- [GIVEN INSTRUCTION]: Each line of the material below that holds the word "Details" needs to be copied.

- [INFORMATION PROVIDED]:
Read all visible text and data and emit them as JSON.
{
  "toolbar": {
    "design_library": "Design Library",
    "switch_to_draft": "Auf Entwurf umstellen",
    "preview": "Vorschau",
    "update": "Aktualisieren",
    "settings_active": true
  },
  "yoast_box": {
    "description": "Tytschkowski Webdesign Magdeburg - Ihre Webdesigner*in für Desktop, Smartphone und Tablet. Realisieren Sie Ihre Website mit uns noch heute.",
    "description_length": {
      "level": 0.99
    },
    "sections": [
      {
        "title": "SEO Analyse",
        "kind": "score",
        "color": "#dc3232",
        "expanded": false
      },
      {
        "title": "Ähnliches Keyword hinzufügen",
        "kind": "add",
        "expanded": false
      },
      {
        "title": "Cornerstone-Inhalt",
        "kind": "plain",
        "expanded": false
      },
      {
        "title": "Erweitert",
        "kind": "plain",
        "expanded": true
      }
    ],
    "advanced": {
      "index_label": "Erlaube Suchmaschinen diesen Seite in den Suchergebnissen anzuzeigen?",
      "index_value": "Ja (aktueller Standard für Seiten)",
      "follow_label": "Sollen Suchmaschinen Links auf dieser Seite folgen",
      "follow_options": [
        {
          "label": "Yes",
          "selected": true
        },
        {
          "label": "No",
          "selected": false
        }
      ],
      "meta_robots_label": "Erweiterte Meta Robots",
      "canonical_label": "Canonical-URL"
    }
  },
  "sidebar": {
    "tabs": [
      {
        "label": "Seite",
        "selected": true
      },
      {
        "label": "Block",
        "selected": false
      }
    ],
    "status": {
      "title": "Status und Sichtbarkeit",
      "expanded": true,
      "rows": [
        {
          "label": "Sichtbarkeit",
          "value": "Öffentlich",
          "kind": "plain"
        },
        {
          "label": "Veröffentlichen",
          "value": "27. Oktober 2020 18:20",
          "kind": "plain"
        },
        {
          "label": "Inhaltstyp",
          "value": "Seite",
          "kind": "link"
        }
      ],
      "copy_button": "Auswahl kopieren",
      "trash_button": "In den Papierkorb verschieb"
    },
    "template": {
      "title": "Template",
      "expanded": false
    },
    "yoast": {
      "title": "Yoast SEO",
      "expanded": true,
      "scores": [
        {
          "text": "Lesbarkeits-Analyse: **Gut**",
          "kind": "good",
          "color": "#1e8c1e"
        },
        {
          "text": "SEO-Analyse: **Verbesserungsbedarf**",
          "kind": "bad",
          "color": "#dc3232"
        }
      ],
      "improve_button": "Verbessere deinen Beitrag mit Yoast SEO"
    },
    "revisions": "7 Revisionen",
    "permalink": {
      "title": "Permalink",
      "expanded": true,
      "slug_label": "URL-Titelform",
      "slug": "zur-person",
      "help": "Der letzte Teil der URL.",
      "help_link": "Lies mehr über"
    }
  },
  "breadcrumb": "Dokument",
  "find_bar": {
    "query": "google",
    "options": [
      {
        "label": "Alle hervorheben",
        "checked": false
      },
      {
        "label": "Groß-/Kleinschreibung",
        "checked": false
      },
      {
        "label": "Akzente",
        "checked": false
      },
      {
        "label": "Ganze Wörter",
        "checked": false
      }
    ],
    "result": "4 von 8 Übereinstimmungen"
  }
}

* * *

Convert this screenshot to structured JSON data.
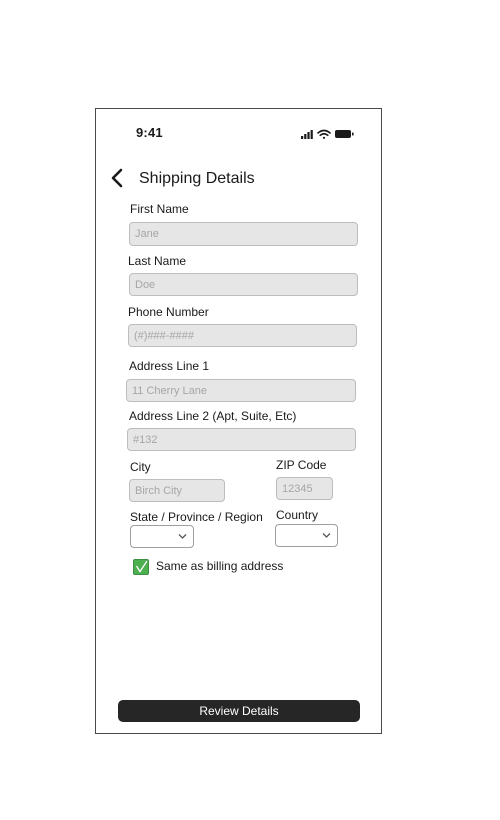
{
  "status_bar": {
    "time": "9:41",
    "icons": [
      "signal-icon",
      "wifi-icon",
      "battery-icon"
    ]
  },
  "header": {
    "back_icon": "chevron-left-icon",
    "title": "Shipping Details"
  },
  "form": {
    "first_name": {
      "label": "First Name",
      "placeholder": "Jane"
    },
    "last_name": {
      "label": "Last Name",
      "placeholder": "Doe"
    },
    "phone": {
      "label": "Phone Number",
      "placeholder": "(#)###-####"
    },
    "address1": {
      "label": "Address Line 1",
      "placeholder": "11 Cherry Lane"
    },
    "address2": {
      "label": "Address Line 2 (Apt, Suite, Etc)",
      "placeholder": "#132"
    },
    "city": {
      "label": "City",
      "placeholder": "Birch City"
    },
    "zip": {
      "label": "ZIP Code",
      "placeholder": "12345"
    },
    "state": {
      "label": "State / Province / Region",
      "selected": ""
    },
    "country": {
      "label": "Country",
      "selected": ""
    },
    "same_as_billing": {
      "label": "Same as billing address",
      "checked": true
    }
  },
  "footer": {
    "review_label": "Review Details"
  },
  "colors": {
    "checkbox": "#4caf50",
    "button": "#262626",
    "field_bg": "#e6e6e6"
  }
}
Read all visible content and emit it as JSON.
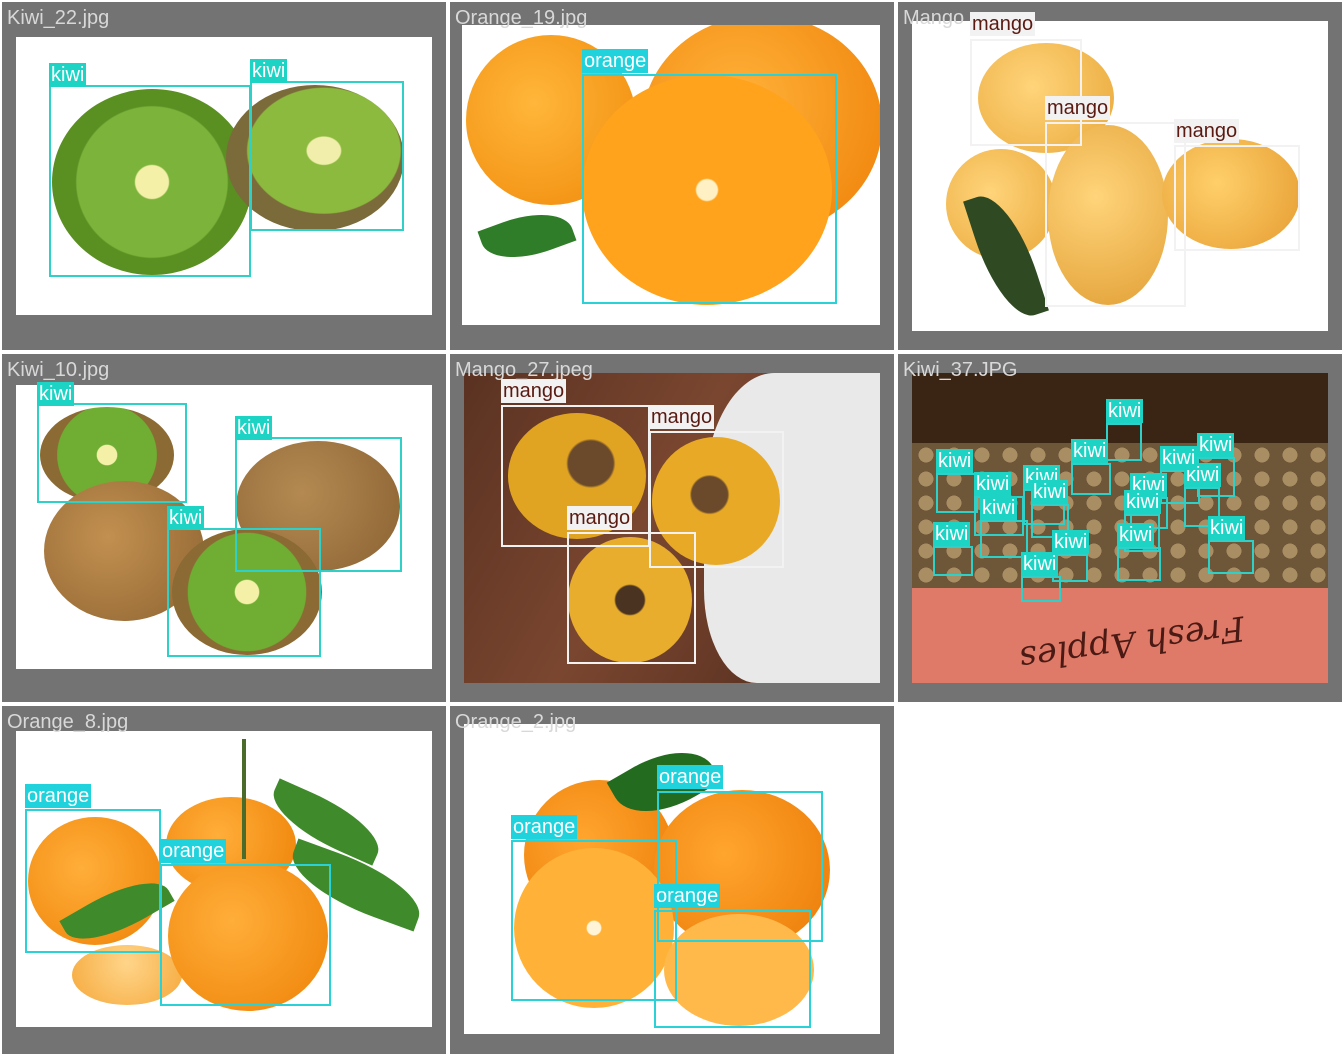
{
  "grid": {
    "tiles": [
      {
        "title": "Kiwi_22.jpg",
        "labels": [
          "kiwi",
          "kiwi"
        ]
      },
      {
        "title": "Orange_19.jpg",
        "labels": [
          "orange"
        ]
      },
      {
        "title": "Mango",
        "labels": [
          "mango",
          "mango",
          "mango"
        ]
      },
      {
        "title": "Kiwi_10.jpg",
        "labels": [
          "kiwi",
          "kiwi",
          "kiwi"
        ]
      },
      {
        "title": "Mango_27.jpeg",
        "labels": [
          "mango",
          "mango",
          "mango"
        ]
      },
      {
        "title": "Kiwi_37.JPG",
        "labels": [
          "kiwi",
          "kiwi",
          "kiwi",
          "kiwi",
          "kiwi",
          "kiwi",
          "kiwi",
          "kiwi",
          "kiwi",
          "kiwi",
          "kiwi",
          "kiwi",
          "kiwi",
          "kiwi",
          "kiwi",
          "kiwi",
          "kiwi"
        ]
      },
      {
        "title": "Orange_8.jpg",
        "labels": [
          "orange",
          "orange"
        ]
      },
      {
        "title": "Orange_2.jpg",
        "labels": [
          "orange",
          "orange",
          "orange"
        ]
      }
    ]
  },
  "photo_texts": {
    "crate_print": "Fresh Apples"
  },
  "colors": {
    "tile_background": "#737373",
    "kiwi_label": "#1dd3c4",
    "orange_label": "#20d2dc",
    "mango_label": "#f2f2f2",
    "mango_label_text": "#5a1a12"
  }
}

- [EXERCISE RESPONSE]:
    "title": "Shipping Details"
    "review_label": "Review Details"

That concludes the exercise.